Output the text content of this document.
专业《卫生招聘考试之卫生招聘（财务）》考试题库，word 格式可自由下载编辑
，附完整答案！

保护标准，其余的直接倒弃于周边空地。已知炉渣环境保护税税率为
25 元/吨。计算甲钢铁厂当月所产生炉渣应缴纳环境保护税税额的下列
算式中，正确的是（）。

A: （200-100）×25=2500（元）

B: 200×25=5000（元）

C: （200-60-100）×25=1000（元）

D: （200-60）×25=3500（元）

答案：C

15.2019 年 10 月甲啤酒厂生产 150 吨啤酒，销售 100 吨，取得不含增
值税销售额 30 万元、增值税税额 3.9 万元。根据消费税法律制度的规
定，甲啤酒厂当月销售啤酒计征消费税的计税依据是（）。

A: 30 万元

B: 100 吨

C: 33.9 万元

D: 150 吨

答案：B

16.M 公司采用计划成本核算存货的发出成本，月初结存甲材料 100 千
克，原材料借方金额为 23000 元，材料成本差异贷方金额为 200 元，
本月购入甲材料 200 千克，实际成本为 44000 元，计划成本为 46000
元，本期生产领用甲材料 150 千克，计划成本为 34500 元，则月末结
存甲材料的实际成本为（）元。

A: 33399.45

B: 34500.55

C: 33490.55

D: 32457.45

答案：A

++++++

OBJECTIVE ▸ Make a list of all lines in the data that contain "计划成本为".

WRITTEN RESPONSE ▸
本月购入甲材料 200 千克，实际成本为 44000 元，计划成本为 46000
元，本期生产领用甲材料 150 千克，计划成本为 34500 元，则月末结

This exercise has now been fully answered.